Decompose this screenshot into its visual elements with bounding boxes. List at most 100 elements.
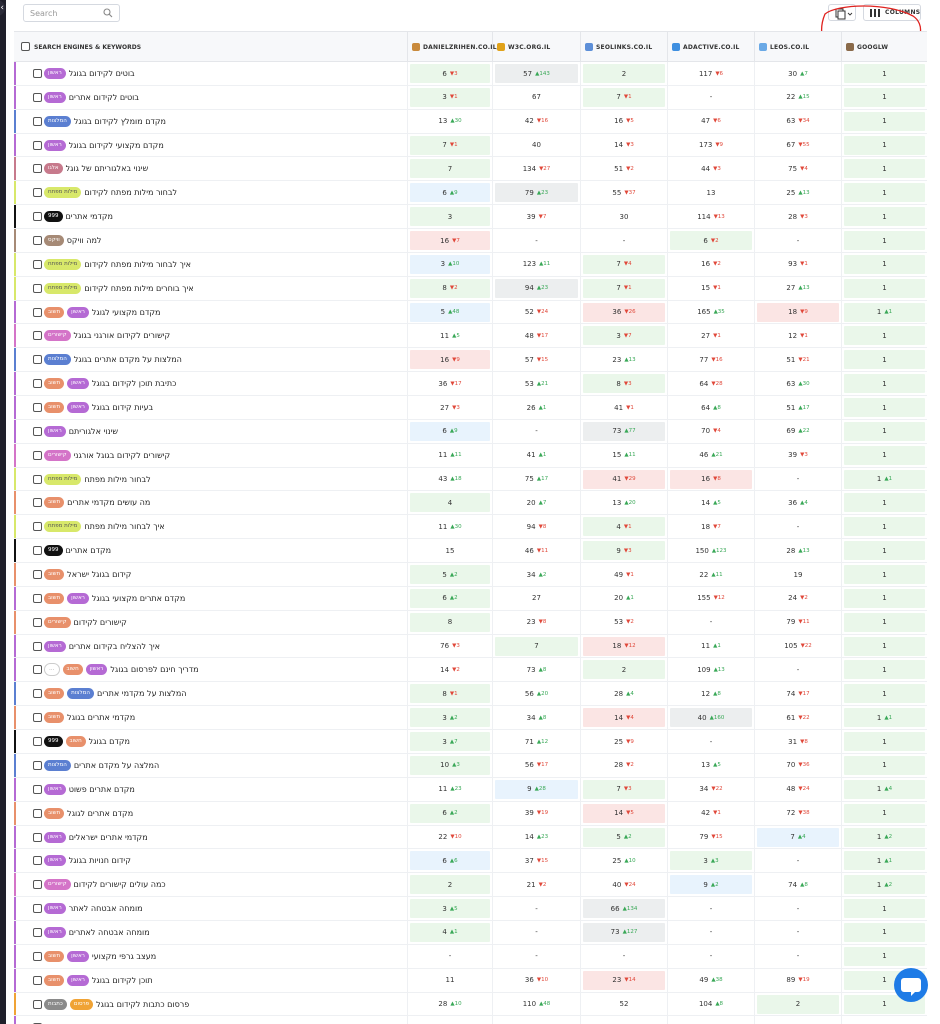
rank-cell[interactable]: 23 ▼8	[492, 610, 580, 634]
keyword-tag[interactable]: חשוב	[44, 569, 65, 581]
keyword-tag[interactable]: קישורים	[44, 330, 71, 342]
keyword-cell[interactable]: קישורים לקידום אורגני בגוגל קישורים	[44, 324, 404, 347]
keyword-tag[interactable]: ראשון	[67, 592, 89, 604]
rank-cell[interactable]: 39 ▼3	[754, 443, 841, 467]
rank-cell[interactable]: 46 ▼11	[492, 539, 580, 563]
rank-cell[interactable]: 36 ▲4	[754, 491, 841, 515]
rank-cell[interactable]: 6 ▼3	[407, 62, 492, 85]
rank-cell[interactable]: 109 ▲13	[667, 658, 754, 682]
row-checkbox[interactable]	[33, 140, 42, 150]
rank-cell[interactable]: 173 ▼9	[667, 133, 754, 157]
rank-cell[interactable]: 56 ▼17	[492, 753, 580, 777]
rank-cell[interactable]: 30 ▲7	[754, 62, 841, 85]
site-column-header[interactable]: DANIELZRIHEN.CO.IL/	[407, 32, 499, 62]
rank-cell[interactable]: 1	[841, 920, 927, 944]
rank-cell[interactable]: -	[667, 730, 754, 754]
row-checkbox[interactable]	[33, 403, 42, 413]
rank-cell[interactable]: 24 ▼2	[754, 586, 841, 610]
row-checkbox[interactable]	[33, 474, 42, 484]
rank-cell[interactable]: -	[580, 944, 667, 968]
rank-cell[interactable]: 22 ▼10	[407, 825, 492, 849]
rank-cell[interactable]: 77 ▼16	[667, 348, 754, 372]
rank-cell[interactable]: 73 ▲127	[580, 920, 667, 944]
rank-cell[interactable]: 20 ▲1	[580, 586, 667, 610]
keyword-cell[interactable]: מומחה אבטחה לאתרים ראשון	[44, 921, 404, 944]
rank-cell[interactable]: 1	[841, 658, 927, 682]
rank-cell[interactable]: 41 ▲1	[492, 443, 580, 467]
rank-cell[interactable]	[667, 1016, 754, 1024]
rank-cell[interactable]: 36 ▼26	[580, 300, 667, 324]
rank-cell[interactable]: 53 ▲21	[492, 372, 580, 396]
row-checkbox[interactable]	[33, 331, 42, 341]
rank-cell[interactable]: 1	[841, 491, 927, 515]
rank-cell[interactable]: 9 ▼3	[580, 539, 667, 563]
rank-cell[interactable]: 3 ▲2	[407, 706, 492, 730]
keyword-tag[interactable]: המלצות	[44, 759, 71, 771]
keyword-cell[interactable]: קישורים לקידום בגוגל אורגני קישורים	[44, 444, 404, 467]
keyword-tag[interactable]: קישורים	[44, 879, 71, 891]
rank-cell[interactable]: 28 ▲13	[754, 539, 841, 563]
rank-cell[interactable]: -	[667, 944, 754, 968]
rank-cell[interactable]: 57 ▼15	[492, 348, 580, 372]
keyword-tag[interactable]: המלצות	[44, 354, 71, 366]
rank-cell[interactable]: 1	[841, 515, 927, 539]
keyword-tag[interactable]: חשוב	[44, 378, 65, 390]
rank-cell[interactable]: 69 ▲22	[754, 419, 841, 443]
rank-cell[interactable]: 1	[841, 133, 927, 157]
rank-cell[interactable]: 28 ▼2	[580, 753, 667, 777]
keyword-tag[interactable]: חשוב	[62, 664, 83, 676]
rank-cell[interactable]: 74 ▲8	[754, 873, 841, 897]
rank-cell[interactable]: 2	[580, 62, 667, 85]
rank-cell[interactable]: 28 ▲10	[407, 992, 492, 1016]
rank-cell[interactable]: 14 ▲23	[492, 825, 580, 849]
rank-cell[interactable]: 56 ▲20	[492, 682, 580, 706]
rank-cell[interactable]: 16 ▼5	[580, 109, 667, 133]
rank-cell[interactable]: 12 ▼1	[754, 324, 841, 348]
rank-cell[interactable]: 11 ▲23	[407, 777, 492, 801]
keyword-cell[interactable]: מקדם אתרים לגוגל חשוב	[44, 802, 404, 825]
keyword-tag[interactable]: חשוב	[65, 736, 86, 748]
keyword-cell[interactable]: תוכן לקידום בגוגל ראשון חשוב	[44, 969, 404, 992]
rank-cell[interactable]: 48 ▼17	[492, 324, 580, 348]
keyword-cell[interactable]: מקדם אתרים פשוט ראשון	[44, 778, 404, 801]
rank-cell[interactable]: 19	[754, 563, 841, 587]
rank-cell[interactable]: 7 ▼4	[580, 252, 667, 276]
rank-cell[interactable]: 1	[841, 586, 927, 610]
rank-cell[interactable]: 49 ▲38	[667, 968, 754, 992]
rank-cell[interactable]: 2	[407, 873, 492, 897]
keyword-cell[interactable]: איך בוחרים מילות מפתח לקידום מילות מפתח	[44, 277, 404, 300]
rank-cell[interactable]: -	[754, 849, 841, 873]
keyword-tag[interactable]: מילות מפתח	[44, 187, 82, 199]
keyword-tag[interactable]: ראשון	[44, 91, 66, 103]
rank-cell[interactable]: 20 ▲7	[492, 491, 580, 515]
copy-menu-button[interactable]	[828, 4, 856, 21]
rank-cell[interactable]: 1	[841, 85, 927, 109]
row-checkbox[interactable]	[33, 832, 42, 842]
rank-cell[interactable]: 37 ▼15	[492, 849, 580, 873]
rank-cell[interactable]: 1	[841, 753, 927, 777]
keyword-cell[interactable]: מומחה אבטחה לאתר ראשון	[44, 897, 404, 920]
rank-cell[interactable]: 64 ▲8	[667, 396, 754, 420]
rank-cell[interactable]: 7 ▼1	[580, 85, 667, 109]
row-checkbox[interactable]	[33, 665, 42, 675]
rank-cell[interactable]: 34 ▼22	[667, 777, 754, 801]
row-checkbox[interactable]	[33, 737, 42, 747]
keyword-cell[interactable]: איך לבחור מילות מפתח לקידום מילות מפתח	[44, 253, 404, 276]
rank-cell[interactable]: 22 ▲15	[754, 85, 841, 109]
keyword-tag[interactable]: חשוב	[44, 402, 65, 414]
rank-cell[interactable]: 8 ▼2	[407, 276, 492, 300]
rank-cell[interactable]: 3 ▲3	[667, 849, 754, 873]
keyword-cell[interactable]: מקדם מומלץ לקידום בגוגל המלצות	[44, 110, 404, 133]
rank-cell[interactable]: 1	[841, 396, 927, 420]
keyword-tag[interactable]: מילות מפתח	[44, 282, 82, 294]
keyword-tag[interactable]: ראשון	[44, 640, 66, 652]
keyword-tag[interactable]: ראשון	[44, 68, 66, 79]
rank-cell[interactable]: 25 ▲13	[754, 181, 841, 205]
rank-cell[interactable]: 64 ▼28	[667, 372, 754, 396]
keyword-cell[interactable]: שינוי באלגוריתם של גוגל אלגו	[44, 157, 404, 180]
rank-cell[interactable]: 1	[841, 682, 927, 706]
keyword-tag[interactable]: ראשון	[44, 783, 66, 795]
keyword-cell[interactable]: פרסום כתבות לקידום בגוגל פרסום כתבות	[44, 993, 404, 1016]
rank-cell[interactable]: 9 ▲28	[492, 777, 580, 801]
keyword-cell[interactable]: קישורים לקידום קישורים	[44, 611, 404, 634]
····················
Copy out the lines above, character for character, but leave out the picture.

▸ Complete output:
Decompose this screenshot into its visual elements with bounding boxes. List at most 100 elements.
rank-cell[interactable]: 23 ▼8	[492, 610, 580, 634]
keyword-tag[interactable]: חשוב	[44, 569, 65, 581]
keyword-tag[interactable]: קישורים	[44, 330, 71, 342]
keyword-cell[interactable]: קישורים לקידום אורגני בגוגל קישורים	[44, 324, 404, 347]
keyword-tag[interactable]: ראשון	[67, 592, 89, 604]
rank-cell[interactable]: 39 ▼3	[754, 443, 841, 467]
rank-cell[interactable]: 46 ▼11	[492, 539, 580, 563]
rank-cell[interactable]: 36 ▲4	[754, 491, 841, 515]
rank-cell[interactable]: 6 ▼3	[407, 62, 492, 85]
rank-cell[interactable]: 109 ▲13	[667, 658, 754, 682]
row-checkbox[interactable]	[33, 140, 42, 150]
rank-cell[interactable]: 173 ▼9	[667, 133, 754, 157]
rank-cell[interactable]: 56 ▼17	[492, 753, 580, 777]
rank-cell[interactable]: 30 ▲7	[754, 62, 841, 85]
site-column-header[interactable]: DANIELZRIHEN.CO.IL/	[407, 32, 499, 62]
rank-cell[interactable]: 1	[841, 920, 927, 944]
rank-cell[interactable]: -	[667, 730, 754, 754]
row-checkbox[interactable]	[33, 403, 42, 413]
rank-cell[interactable]: 24 ▼2	[754, 586, 841, 610]
row-checkbox[interactable]	[33, 474, 42, 484]
rank-cell[interactable]: -	[580, 944, 667, 968]
rank-cell[interactable]: 22 ▼10	[407, 825, 492, 849]
rank-cell[interactable]: 77 ▼16	[667, 348, 754, 372]
rank-cell[interactable]: 73 ▲127	[580, 920, 667, 944]
rank-cell[interactable]: 20 ▲1	[580, 586, 667, 610]
keyword-cell[interactable]: מומחה אבטחה לאתרים ראשון	[44, 921, 404, 944]
rank-cell[interactable]: 1	[841, 658, 927, 682]
rank-cell[interactable]: 41 ▲1	[492, 443, 580, 467]
rank-cell[interactable]	[667, 1016, 754, 1024]
rank-cell[interactable]: 36 ▼26	[580, 300, 667, 324]
rank-cell[interactable]: 53 ▲21	[492, 372, 580, 396]
row-checkbox[interactable]	[33, 331, 42, 341]
rank-cell[interactable]: 1	[841, 491, 927, 515]
rank-cell[interactable]: 9 ▼3	[580, 539, 667, 563]
rank-cell[interactable]: 3 ▲2	[407, 706, 492, 730]
keyword-tag[interactable]: המלצות	[44, 759, 71, 771]
keyword-cell[interactable]: קישורים לקידום בגוגל אורגני קישורים	[44, 444, 404, 467]
keyword-tag[interactable]: קישורים	[44, 879, 71, 891]
rank-cell[interactable]: 28 ▲13	[754, 539, 841, 563]
rank-cell[interactable]: -	[667, 944, 754, 968]
rank-cell[interactable]: 57 ▼15	[492, 348, 580, 372]
keyword-tag[interactable]: המלצות	[44, 354, 71, 366]
rank-cell[interactable]: 1	[841, 515, 927, 539]
keyword-tag[interactable]: חשוב	[44, 378, 65, 390]
rank-cell[interactable]: 69 ▲22	[754, 419, 841, 443]
rank-cell[interactable]: 1	[841, 133, 927, 157]
rank-cell[interactable]: 28 ▼2	[580, 753, 667, 777]
keyword-tag[interactable]: חשוב	[62, 664, 83, 676]
rank-cell[interactable]: 74 ▲8	[754, 873, 841, 897]
rank-cell[interactable]: 2	[580, 62, 667, 85]
rank-cell[interactable]: 28 ▲10	[407, 992, 492, 1016]
rank-cell[interactable]: 14 ▲23	[492, 825, 580, 849]
rank-cell[interactable]: 56 ▲20	[492, 682, 580, 706]
rank-cell[interactable]: 16 ▼5	[580, 109, 667, 133]
rank-cell[interactable]: 12 ▼1	[754, 324, 841, 348]
rank-cell[interactable]: 11 ▲23	[407, 777, 492, 801]
keyword-cell[interactable]: מקדם אתרים לגוגל חשוב	[44, 802, 404, 825]
keyword-tag[interactable]: חשוב	[65, 736, 86, 748]
keyword-cell[interactable]: תוכן לקידום בגוגל ראשון חשוב	[44, 969, 404, 992]
rank-cell[interactable]: 48 ▼17	[492, 324, 580, 348]
keyword-cell[interactable]: מקדם אתרים פשוט ראשון	[44, 778, 404, 801]
rank-cell[interactable]: 19	[754, 563, 841, 587]
rank-cell[interactable]: 7 ▼4	[580, 252, 667, 276]
rank-cell[interactable]: 1	[841, 586, 927, 610]
rank-cell[interactable]: 49 ▲38	[667, 968, 754, 992]
rank-cell[interactable]: 2	[407, 873, 492, 897]
keyword-cell[interactable]: איך בוחרים מילות מפתח לקידום מילות מפתח	[44, 277, 404, 300]
rank-cell[interactable]: -	[754, 849, 841, 873]
keyword-tag[interactable]: מילות מפתח	[44, 187, 82, 199]
keyword-tag[interactable]: ראשון	[44, 91, 66, 103]
rank-cell[interactable]: 20 ▲7	[492, 491, 580, 515]
copy-menu-button[interactable]	[828, 4, 856, 21]
rank-cell[interactable]: 1	[841, 85, 927, 109]
row-checkbox[interactable]	[33, 832, 42, 842]
rank-cell[interactable]: 37 ▼15	[492, 849, 580, 873]
rank-cell[interactable]: 1	[841, 753, 927, 777]
keyword-cell[interactable]: מומחה אבטחה לאתר ראשון	[44, 897, 404, 920]
rank-cell[interactable]: 64 ▲8	[667, 396, 754, 420]
rank-cell[interactable]: 7 ▼1	[580, 85, 667, 109]
row-checkbox[interactable]	[33, 665, 42, 675]
rank-cell[interactable]: 34 ▼22	[667, 777, 754, 801]
row-checkbox[interactable]	[33, 737, 42, 747]
keyword-cell[interactable]: איך לבחור מילות מפתח לקידום מילות מפתח	[44, 253, 404, 276]
rank-cell[interactable]: 22 ▲15	[754, 85, 841, 109]
keyword-tag[interactable]: חשוב	[44, 402, 65, 414]
rank-cell[interactable]: 8 ▼2	[407, 276, 492, 300]
rank-cell[interactable]: 3 ▲3	[667, 849, 754, 873]
keyword-cell[interactable]: מקדם מומלץ לקידום בגוגל המלצות	[44, 110, 404, 133]
rank-cell[interactable]: 1	[841, 396, 927, 420]
keyword-tag[interactable]: מילות מפתח	[44, 282, 82, 294]
keyword-tag[interactable]: ראשון	[44, 640, 66, 652]
keyword-tag[interactable]: ראשון	[44, 68, 66, 79]
rank-cell[interactable]: 25 ▲13	[754, 181, 841, 205]
rank-cell[interactable]: 64 ▼28	[667, 372, 754, 396]
keyword-cell[interactable]: שינוי באלגוריתם של גוגל אלגו	[44, 157, 404, 180]
rank-cell[interactable]: 1	[841, 682, 927, 706]
keyword-tag[interactable]: ראשון	[44, 783, 66, 795]
keyword-cell[interactable]: פרסום כתבות לקידום בגוגל פרסום כתבות	[44, 993, 404, 1016]
rank-cell[interactable]: 9 ▲28	[492, 777, 580, 801]
keyword-cell[interactable]: קישורים לקידום קישורים	[44, 611, 404, 634]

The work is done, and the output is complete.